Return each line of the listing that contains the string "post".

Records from a data collection:

_ _ _ _

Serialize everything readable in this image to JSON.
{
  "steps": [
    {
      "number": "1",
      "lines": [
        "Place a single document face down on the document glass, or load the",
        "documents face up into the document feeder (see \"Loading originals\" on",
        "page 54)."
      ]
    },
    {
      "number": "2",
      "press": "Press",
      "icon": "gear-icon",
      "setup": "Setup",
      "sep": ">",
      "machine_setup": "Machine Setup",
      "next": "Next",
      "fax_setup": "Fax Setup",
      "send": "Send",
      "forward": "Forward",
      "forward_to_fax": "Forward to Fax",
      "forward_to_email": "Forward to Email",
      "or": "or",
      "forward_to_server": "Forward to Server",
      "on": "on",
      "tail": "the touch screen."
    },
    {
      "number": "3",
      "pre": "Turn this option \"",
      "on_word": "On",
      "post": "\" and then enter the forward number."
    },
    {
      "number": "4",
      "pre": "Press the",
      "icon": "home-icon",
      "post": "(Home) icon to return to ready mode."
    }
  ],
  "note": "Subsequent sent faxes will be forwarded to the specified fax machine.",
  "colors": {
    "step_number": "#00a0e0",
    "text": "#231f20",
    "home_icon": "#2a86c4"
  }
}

_ _ _ _

# OUTPUT
      "post": "\" and then enter the forward number."
      "post": "(Home) icon to return to ready mode."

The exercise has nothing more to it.